— START Data for this exercise —

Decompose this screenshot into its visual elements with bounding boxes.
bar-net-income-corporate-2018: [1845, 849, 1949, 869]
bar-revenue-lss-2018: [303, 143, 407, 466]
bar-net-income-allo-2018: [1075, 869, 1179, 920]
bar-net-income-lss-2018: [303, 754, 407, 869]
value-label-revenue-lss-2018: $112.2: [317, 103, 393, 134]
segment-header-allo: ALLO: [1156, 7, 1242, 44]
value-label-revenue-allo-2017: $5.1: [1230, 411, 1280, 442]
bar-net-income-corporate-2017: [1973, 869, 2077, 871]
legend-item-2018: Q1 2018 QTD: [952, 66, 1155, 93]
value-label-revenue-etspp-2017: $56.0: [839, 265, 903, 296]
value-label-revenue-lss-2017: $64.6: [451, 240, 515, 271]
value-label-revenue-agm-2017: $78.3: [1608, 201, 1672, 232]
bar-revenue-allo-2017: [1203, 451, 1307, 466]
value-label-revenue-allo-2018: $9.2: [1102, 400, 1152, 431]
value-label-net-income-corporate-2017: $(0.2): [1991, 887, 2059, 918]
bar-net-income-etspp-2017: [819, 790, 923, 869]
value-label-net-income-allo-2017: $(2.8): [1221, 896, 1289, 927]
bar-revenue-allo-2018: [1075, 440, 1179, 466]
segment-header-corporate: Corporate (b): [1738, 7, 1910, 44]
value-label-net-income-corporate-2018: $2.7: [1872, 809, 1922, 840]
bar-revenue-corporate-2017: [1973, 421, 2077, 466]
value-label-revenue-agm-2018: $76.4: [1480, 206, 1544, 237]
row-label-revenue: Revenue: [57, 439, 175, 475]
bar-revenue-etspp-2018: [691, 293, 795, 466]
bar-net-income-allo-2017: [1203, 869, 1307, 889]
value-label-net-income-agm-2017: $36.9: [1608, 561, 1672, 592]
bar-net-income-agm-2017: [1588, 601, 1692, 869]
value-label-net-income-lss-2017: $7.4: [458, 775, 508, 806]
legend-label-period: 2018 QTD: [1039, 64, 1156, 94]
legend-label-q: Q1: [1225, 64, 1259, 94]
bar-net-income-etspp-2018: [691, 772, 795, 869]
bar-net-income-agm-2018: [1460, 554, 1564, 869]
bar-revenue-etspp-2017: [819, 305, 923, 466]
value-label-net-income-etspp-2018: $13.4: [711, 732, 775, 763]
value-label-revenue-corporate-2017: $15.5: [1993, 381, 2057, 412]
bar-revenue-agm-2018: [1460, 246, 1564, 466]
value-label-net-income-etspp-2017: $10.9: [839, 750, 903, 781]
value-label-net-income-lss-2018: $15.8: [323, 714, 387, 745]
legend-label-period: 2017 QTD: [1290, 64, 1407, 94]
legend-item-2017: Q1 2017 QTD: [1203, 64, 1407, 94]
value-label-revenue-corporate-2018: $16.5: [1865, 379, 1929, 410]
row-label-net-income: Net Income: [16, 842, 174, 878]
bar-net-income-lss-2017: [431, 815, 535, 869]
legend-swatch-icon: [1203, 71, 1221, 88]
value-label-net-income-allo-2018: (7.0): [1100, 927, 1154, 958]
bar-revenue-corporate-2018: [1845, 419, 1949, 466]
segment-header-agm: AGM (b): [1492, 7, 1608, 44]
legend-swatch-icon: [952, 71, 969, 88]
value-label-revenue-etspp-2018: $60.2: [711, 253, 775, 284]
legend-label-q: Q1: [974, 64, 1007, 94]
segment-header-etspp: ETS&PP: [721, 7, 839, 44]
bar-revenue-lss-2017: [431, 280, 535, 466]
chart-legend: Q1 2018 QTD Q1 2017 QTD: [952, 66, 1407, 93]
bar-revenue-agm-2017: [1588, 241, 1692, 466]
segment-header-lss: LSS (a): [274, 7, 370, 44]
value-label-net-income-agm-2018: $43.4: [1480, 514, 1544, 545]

— END Data for this exercise —

__Stated goal__
Print every line of the records above, unchanged.

__Answer for the task__
Decompose this screenshot into its visual elements with bounding boxes.
bar-net-income-corporate-2018: [1845, 849, 1949, 869]
bar-revenue-lss-2018: [303, 143, 407, 466]
bar-net-income-allo-2018: [1075, 869, 1179, 920]
bar-net-income-lss-2018: [303, 754, 407, 869]
value-label-revenue-lss-2018: $112.2: [317, 103, 393, 134]
segment-header-allo: ALLO: [1156, 7, 1242, 44]
value-label-revenue-allo-2017: $5.1: [1230, 411, 1280, 442]
bar-net-income-corporate-2017: [1973, 869, 2077, 871]
legend-item-2018: Q1 2018 QTD: [952, 66, 1155, 93]
value-label-revenue-etspp-2017: $56.0: [839, 265, 903, 296]
value-label-revenue-lss-2017: $64.6: [451, 240, 515, 271]
value-label-revenue-agm-2017: $78.3: [1608, 201, 1672, 232]
bar-revenue-allo-2017: [1203, 451, 1307, 466]
value-label-revenue-allo-2018: $9.2: [1102, 400, 1152, 431]
value-label-net-income-corporate-2017: $(0.2): [1991, 887, 2059, 918]
bar-net-income-etspp-2017: [819, 790, 923, 869]
value-label-net-income-allo-2017: $(2.8): [1221, 896, 1289, 927]
bar-revenue-allo-2018: [1075, 440, 1179, 466]
segment-header-corporate: Corporate (b): [1738, 7, 1910, 44]
value-label-net-income-corporate-2018: $2.7: [1872, 809, 1922, 840]
bar-revenue-corporate-2017: [1973, 421, 2077, 466]
value-label-revenue-agm-2018: $76.4: [1480, 206, 1544, 237]
row-label-revenue: Revenue: [57, 439, 175, 475]
bar-revenue-etspp-2018: [691, 293, 795, 466]
bar-net-income-allo-2017: [1203, 869, 1307, 889]
value-label-net-income-agm-2017: $36.9: [1608, 561, 1672, 592]
bar-net-income-agm-2017: [1588, 601, 1692, 869]
value-label-net-income-lss-2017: $7.4: [458, 775, 508, 806]
legend-label-period: 2018 QTD: [1039, 64, 1156, 94]
legend-label-q: Q1: [1225, 64, 1259, 94]
bar-net-income-etspp-2018: [691, 772, 795, 869]
bar-net-income-agm-2018: [1460, 554, 1564, 869]
bar-revenue-etspp-2017: [819, 305, 923, 466]
value-label-net-income-etspp-2018: $13.4: [711, 732, 775, 763]
value-label-revenue-corporate-2017: $15.5: [1993, 381, 2057, 412]
bar-revenue-agm-2018: [1460, 246, 1564, 466]
value-label-net-income-etspp-2017: $10.9: [839, 750, 903, 781]
value-label-net-income-lss-2018: $15.8: [323, 714, 387, 745]
legend-label-period: 2017 QTD: [1290, 64, 1407, 94]
legend-item-2017: Q1 2017 QTD: [1203, 64, 1407, 94]
value-label-revenue-corporate-2018: $16.5: [1865, 379, 1929, 410]
row-label-net-income: Net Income: [16, 842, 174, 878]
bar-net-income-lss-2017: [431, 815, 535, 869]
legend-swatch-icon: [1203, 71, 1221, 88]
value-label-net-income-allo-2018: (7.0): [1100, 927, 1154, 958]
bar-revenue-corporate-2018: [1845, 419, 1949, 466]
segment-header-agm: AGM (b): [1492, 7, 1608, 44]
legend-swatch-icon: [952, 71, 969, 88]
value-label-revenue-etspp-2018: $60.2: [711, 253, 775, 284]
legend-label-q: Q1: [974, 64, 1007, 94]
segment-header-etspp: ETS&PP: [721, 7, 839, 44]
bar-revenue-lss-2017: [431, 280, 535, 466]
chart-legend: Q1 2018 QTD Q1 2017 QTD: [952, 66, 1407, 93]
bar-revenue-agm-2017: [1588, 241, 1692, 466]
segment-header-lss: LSS (a): [274, 7, 370, 44]
value-label-net-income-agm-2018: $43.4: [1480, 514, 1544, 545]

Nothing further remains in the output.